*Records provided:*

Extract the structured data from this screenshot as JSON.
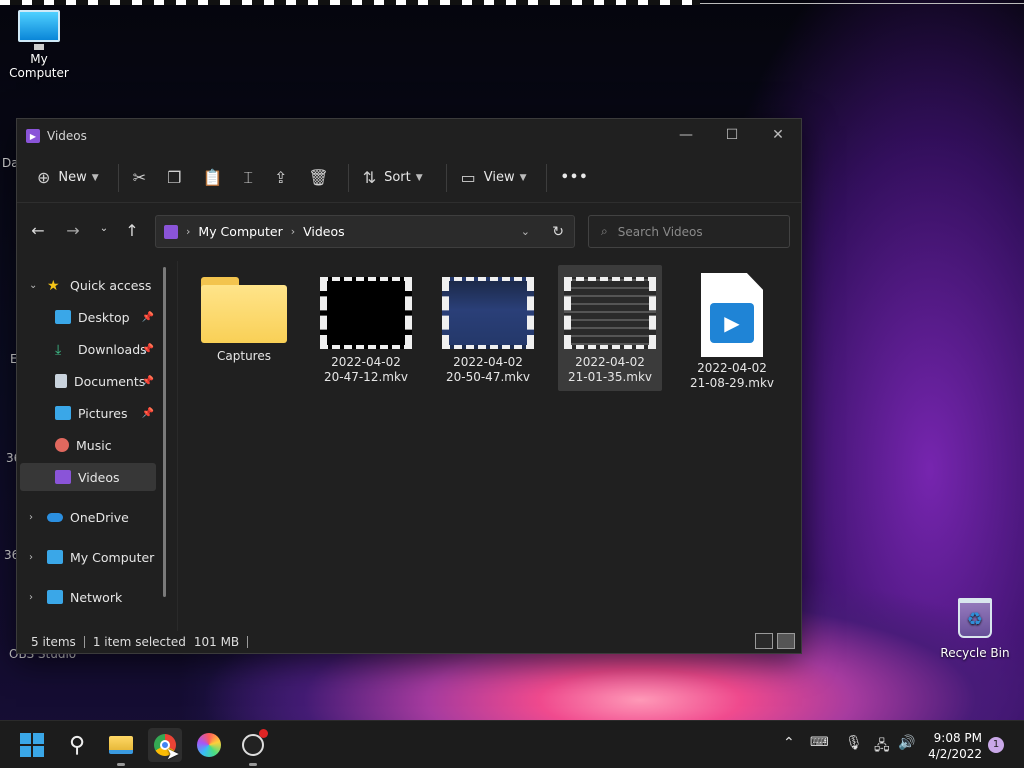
{
  "desktop": {
    "icons": [
      {
        "label": "My Computer"
      },
      {
        "label": "Recycle Bin"
      },
      {
        "label": "OBS Studio"
      }
    ],
    "partial_labels": [
      "Da",
      "E",
      "36",
      "36"
    ]
  },
  "window": {
    "title": "Videos",
    "controls": {
      "minimize": "—",
      "maximize": "☐",
      "close": "✕"
    },
    "toolbar": {
      "new_label": "New",
      "sort_label": "Sort",
      "view_label": "View",
      "more_label": "•••"
    },
    "address": {
      "crumbs": [
        "My Computer",
        "Videos"
      ]
    },
    "search": {
      "placeholder": "Search Videos"
    },
    "sidebar": {
      "items": [
        {
          "label": "Quick access",
          "icon": "star-icon"
        },
        {
          "label": "Desktop",
          "icon": "desktop-icon",
          "pinned": true
        },
        {
          "label": "Downloads",
          "icon": "download-icon",
          "pinned": true
        },
        {
          "label": "Documents",
          "icon": "document-icon",
          "pinned": true
        },
        {
          "label": "Pictures",
          "icon": "picture-icon",
          "pinned": true
        },
        {
          "label": "Music",
          "icon": "music-icon"
        },
        {
          "label": "Videos",
          "icon": "video-icon",
          "selected": true
        },
        {
          "label": "OneDrive",
          "icon": "cloud-icon"
        },
        {
          "label": "My Computer",
          "icon": "computer-icon"
        },
        {
          "label": "Network",
          "icon": "network-icon"
        }
      ]
    },
    "files": [
      {
        "line1": "Captures",
        "line2": "",
        "type": "folder"
      },
      {
        "line1": "2022-04-02",
        "line2": "20-47-12.mkv",
        "type": "video-black"
      },
      {
        "line1": "2022-04-02",
        "line2": "20-50-47.mkv",
        "type": "video-obs"
      },
      {
        "line1": "2022-04-02",
        "line2": "21-01-35.mkv",
        "type": "video-ui",
        "selected": true
      },
      {
        "line1": "2022-04-02",
        "line2": "21-08-29.mkv",
        "type": "video-doc"
      }
    ],
    "status": {
      "items_count": "5 items",
      "selected": "1 item selected",
      "size": "101 MB"
    }
  },
  "taskbar": {
    "clock_time": "9:08 PM",
    "clock_date": "4/2/2022",
    "notification_count": "1"
  },
  "colors": {
    "accent": "#8a54d8",
    "folder": "#f9d056",
    "window_bg": "#202020",
    "taskbar_bg": "#1c1c1c"
  }
}
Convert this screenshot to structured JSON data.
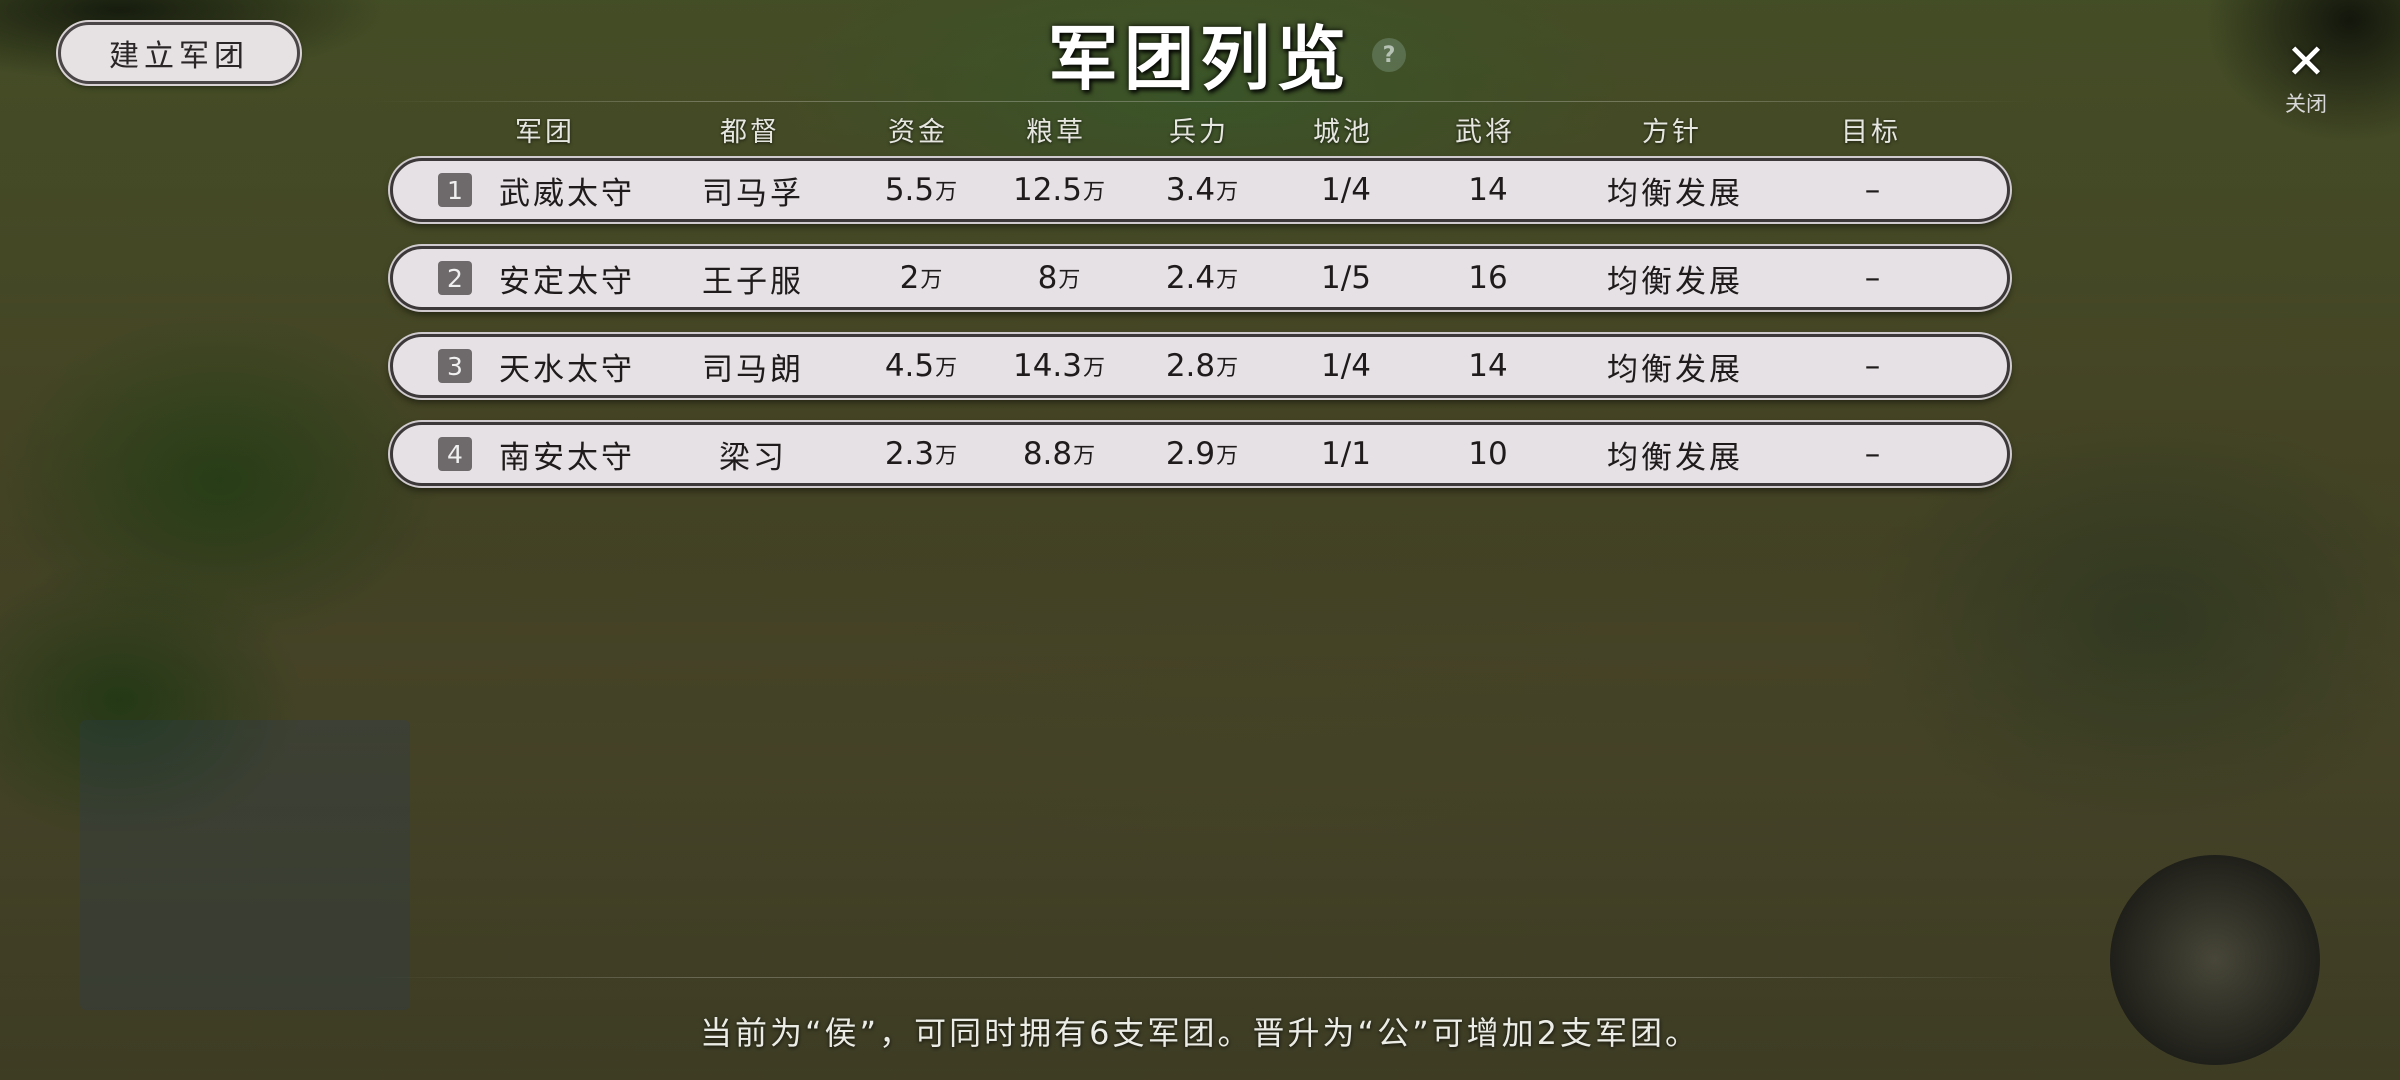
{
  "header": {
    "create_button": "建立军团",
    "title": "军团列览",
    "help_icon": "?",
    "close_icon": "✕",
    "close_label": "关闭"
  },
  "table": {
    "columns": [
      "军团",
      "都督",
      "资金",
      "粮草",
      "兵力",
      "城池",
      "武将",
      "方针",
      "目标"
    ],
    "rows": [
      {
        "index": "1",
        "legion": "武威太守",
        "commander": "司马孚",
        "funds": "5.5",
        "funds_unit": "万",
        "food": "12.5",
        "food_unit": "万",
        "troops": "3.4",
        "troops_unit": "万",
        "cities": "1/4",
        "generals": "14",
        "policy": "均衡发展",
        "target": "–"
      },
      {
        "index": "2",
        "legion": "安定太守",
        "commander": "王子服",
        "funds": "2",
        "funds_unit": "万",
        "food": "8",
        "food_unit": "万",
        "troops": "2.4",
        "troops_unit": "万",
        "cities": "1/5",
        "generals": "16",
        "policy": "均衡发展",
        "target": "–"
      },
      {
        "index": "3",
        "legion": "天水太守",
        "commander": "司马朗",
        "funds": "4.5",
        "funds_unit": "万",
        "food": "14.3",
        "food_unit": "万",
        "troops": "2.8",
        "troops_unit": "万",
        "cities": "1/4",
        "generals": "14",
        "policy": "均衡发展",
        "target": "–"
      },
      {
        "index": "4",
        "legion": "南安太守",
        "commander": "梁习",
        "funds": "2.3",
        "funds_unit": "万",
        "food": "8.8",
        "food_unit": "万",
        "troops": "2.9",
        "troops_unit": "万",
        "cities": "1/1",
        "generals": "10",
        "policy": "均衡发展",
        "target": "–"
      }
    ]
  },
  "footer": {
    "info": "当前为“侯”，可同时拥有6支军团。晋升为“公”可增加2支军团。"
  }
}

*Stated exercise:*
Show every line from the listing above in which the string "selected" appears.

*Correct output:*
          "selected": true
        "selected": true
      "selected": "1 item selected",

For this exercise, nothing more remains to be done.